-- START PROVIDED RECORDS --
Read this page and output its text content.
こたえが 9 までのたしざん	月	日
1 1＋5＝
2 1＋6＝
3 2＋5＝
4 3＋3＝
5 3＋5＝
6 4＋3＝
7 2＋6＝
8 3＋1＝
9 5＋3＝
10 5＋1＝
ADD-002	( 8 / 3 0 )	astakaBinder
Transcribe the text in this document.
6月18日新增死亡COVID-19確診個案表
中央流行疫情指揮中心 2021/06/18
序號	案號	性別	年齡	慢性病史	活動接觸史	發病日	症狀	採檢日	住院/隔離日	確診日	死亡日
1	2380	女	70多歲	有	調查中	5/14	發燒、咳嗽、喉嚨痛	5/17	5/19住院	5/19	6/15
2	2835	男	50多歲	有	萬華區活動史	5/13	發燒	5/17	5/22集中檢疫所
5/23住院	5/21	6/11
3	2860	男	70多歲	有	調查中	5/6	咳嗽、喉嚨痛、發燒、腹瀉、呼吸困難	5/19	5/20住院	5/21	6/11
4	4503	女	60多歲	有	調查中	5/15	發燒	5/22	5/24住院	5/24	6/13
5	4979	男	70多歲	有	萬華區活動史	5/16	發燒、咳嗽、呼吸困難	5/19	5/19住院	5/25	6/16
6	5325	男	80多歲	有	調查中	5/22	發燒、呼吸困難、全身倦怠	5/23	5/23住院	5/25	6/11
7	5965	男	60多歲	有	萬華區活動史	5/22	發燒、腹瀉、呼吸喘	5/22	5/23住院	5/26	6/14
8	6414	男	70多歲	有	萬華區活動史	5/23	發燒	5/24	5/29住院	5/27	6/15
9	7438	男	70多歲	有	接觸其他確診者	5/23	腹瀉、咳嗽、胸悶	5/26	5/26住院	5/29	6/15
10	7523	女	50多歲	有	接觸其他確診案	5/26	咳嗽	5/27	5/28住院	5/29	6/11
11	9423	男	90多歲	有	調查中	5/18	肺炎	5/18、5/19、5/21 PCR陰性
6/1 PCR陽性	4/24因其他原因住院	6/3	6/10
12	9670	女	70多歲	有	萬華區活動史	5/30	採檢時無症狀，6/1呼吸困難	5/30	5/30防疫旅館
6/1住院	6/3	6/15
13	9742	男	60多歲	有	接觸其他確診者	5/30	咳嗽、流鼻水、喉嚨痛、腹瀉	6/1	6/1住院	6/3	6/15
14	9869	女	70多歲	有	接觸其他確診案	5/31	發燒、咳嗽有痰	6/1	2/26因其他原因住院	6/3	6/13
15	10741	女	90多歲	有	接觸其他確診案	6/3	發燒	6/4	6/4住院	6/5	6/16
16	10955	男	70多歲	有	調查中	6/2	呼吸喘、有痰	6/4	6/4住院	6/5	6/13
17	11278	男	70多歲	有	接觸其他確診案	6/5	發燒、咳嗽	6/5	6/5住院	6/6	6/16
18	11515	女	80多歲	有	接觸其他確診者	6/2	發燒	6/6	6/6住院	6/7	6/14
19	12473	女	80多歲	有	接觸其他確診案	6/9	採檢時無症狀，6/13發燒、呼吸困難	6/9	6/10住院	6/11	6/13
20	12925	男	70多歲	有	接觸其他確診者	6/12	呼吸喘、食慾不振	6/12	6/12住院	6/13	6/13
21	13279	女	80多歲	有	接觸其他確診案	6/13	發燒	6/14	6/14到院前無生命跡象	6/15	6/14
-- END PROVIDED RECORDS --
[EXERCISE DETAILS] Gather each line holding the string "this".

[SOLUTION TO THE PROBLEM]
Read this page and output its text content.
Transcribe the text in this document.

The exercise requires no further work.